• [Problem statement] In the entries below, count each line holding the word "then". Answer with the total alone.

== Excerpted records

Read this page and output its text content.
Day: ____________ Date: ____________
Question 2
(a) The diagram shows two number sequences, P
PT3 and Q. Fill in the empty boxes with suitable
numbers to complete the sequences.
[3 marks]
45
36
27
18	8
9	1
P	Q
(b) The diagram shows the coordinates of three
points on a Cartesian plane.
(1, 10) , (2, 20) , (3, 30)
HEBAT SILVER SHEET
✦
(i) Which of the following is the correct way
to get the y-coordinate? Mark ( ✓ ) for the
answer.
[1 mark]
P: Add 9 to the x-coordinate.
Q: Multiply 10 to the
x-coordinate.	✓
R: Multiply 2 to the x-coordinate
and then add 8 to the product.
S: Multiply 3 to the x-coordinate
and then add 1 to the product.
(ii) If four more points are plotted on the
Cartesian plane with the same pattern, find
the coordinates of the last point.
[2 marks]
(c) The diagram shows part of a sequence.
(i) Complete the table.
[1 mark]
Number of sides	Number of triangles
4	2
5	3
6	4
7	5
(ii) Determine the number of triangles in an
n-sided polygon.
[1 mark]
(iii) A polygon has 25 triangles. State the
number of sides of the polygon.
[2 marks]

====

• [Result of this exercise] 2